> _Brief_: Exact reproduction is required for all entries.

> _Task inputs_:
=====

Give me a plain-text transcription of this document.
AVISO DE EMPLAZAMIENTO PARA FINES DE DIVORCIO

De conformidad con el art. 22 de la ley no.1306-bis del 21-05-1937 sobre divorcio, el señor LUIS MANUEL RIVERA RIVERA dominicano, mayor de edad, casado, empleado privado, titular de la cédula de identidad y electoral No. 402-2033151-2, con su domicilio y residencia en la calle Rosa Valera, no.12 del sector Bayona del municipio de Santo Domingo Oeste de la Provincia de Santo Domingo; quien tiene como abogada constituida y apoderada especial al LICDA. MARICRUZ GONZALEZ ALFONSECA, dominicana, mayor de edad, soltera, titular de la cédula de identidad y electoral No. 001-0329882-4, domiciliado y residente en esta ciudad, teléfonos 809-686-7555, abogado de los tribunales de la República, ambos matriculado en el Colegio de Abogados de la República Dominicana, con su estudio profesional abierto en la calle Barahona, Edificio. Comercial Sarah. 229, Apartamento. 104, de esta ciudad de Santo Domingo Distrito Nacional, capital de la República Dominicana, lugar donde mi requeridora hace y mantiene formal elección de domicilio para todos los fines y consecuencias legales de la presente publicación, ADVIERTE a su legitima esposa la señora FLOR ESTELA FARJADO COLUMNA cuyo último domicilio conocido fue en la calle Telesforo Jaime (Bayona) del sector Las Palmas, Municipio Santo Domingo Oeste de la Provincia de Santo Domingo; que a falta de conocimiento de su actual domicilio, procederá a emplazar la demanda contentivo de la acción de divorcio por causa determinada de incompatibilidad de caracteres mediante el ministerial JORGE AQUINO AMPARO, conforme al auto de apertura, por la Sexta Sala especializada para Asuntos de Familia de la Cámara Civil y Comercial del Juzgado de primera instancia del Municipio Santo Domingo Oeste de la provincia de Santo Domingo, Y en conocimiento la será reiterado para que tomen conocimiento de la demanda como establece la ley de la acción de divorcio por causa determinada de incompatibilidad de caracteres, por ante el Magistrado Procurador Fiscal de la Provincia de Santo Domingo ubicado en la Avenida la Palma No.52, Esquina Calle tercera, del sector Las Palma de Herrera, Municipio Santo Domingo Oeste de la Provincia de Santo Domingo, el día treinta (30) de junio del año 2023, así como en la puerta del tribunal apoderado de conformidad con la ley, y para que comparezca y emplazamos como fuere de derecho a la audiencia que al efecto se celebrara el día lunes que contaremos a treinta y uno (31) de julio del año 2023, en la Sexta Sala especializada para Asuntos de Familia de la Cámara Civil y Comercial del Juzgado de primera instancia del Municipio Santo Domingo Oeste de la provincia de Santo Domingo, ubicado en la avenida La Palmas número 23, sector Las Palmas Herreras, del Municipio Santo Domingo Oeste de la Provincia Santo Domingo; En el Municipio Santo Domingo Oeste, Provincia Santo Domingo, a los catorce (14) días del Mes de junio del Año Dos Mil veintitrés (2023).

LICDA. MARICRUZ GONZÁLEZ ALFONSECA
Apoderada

=====

> _Task result_:
Give me a plain-text transcription of this document.
AVISO DE EMPLAZAMIENTO PARA FINES DE DIVORCIO

De conformidad con el art. 22 de la ley no.1306-bis del 21-05-1937 sobre divorcio, el señor LUIS MANUEL RIVERA RIVERA dominicano, mayor de edad, casado, empleado privado, titular de la cédula de identidad y electoral No. 402-2033151-2, con su domicilio y residencia en la calle Rosa Valera, no.12 del sector Bayona del municipio de Santo Domingo Oeste de la Provincia de Santo Domingo; quien tiene como abogada constituida y apoderada especial al LICDA. MARICRUZ GONZALEZ ALFONSECA, dominicana, mayor de edad, soltera, titular de la cédula de identidad y electoral No. 001-0329882-4, domiciliado y residente en esta ciudad, teléfonos 809-686-7555, abogado de los tribunales de la República, ambos matriculado en el Colegio de Abogados de la República Dominicana, con su estudio profesional abierto en la calle Barahona, Edificio. Comercial Sarah. 229, Apartamento. 104, de esta ciudad de Santo Domingo Distrito Nacional, capital de la República Dominicana, lugar donde mi requeridora hace y mantiene formal elección de domicilio para todos los fines y consecuencias legales de la presente publicación, ADVIERTE a su legitima esposa la señora FLOR ESTELA FARJADO COLUMNA cuyo último domicilio conocido fue en la calle Telesforo Jaime (Bayona) del sector Las Palmas, Municipio Santo Domingo Oeste de la Provincia de Santo Domingo; que a falta de conocimiento de su actual domicilio, procederá a emplazar la demanda contentivo de la acción de divorcio por causa determinada de incompatibilidad de caracteres mediante el ministerial JORGE AQUINO AMPARO, conforme al auto de apertura, por la Sexta Sala especializada para Asuntos de Familia de la Cámara Civil y Comercial del Juzgado de primera instancia del Municipio Santo Domingo Oeste de la provincia de Santo Domingo, Y en conocimiento la será reiterado para que tomen conocimiento de la demanda como establece la ley de la acción de divorcio por causa determinada de incompatibilidad de caracteres, por ante el Magistrado Procurador Fiscal de la Provincia de Santo Domingo ubicado en la Avenida la Palma No.52, Esquina Calle tercera, del sector Las Palma de Herrera, Municipio Santo Domingo Oeste de la Provincia de Santo Domingo, el día treinta (30) de junio del año 2023, así como en la puerta del tribunal apoderado de conformidad con la ley, y para que comparezca y emplazamos como fuere de derecho a la audiencia que al efecto se celebrara el día lunes que contaremos a treinta y uno (31) de julio del año 2023, en la Sexta Sala especializada para Asuntos de Familia de la Cámara Civil y Comercial del Juzgado de primera instancia del Municipio Santo Domingo Oeste de la provincia de Santo Domingo, ubicado en la avenida La Palmas número 23, sector Las Palmas Herreras, del Municipio Santo Domingo Oeste de la Provincia Santo Domingo; En el Municipio Santo Domingo Oeste, Provincia Santo Domingo, a los catorce (14) días del Mes de junio del Año Dos Mil veintitrés (2023).

LICDA. MARICRUZ GONZÁLEZ ALFONSECA
Apoderada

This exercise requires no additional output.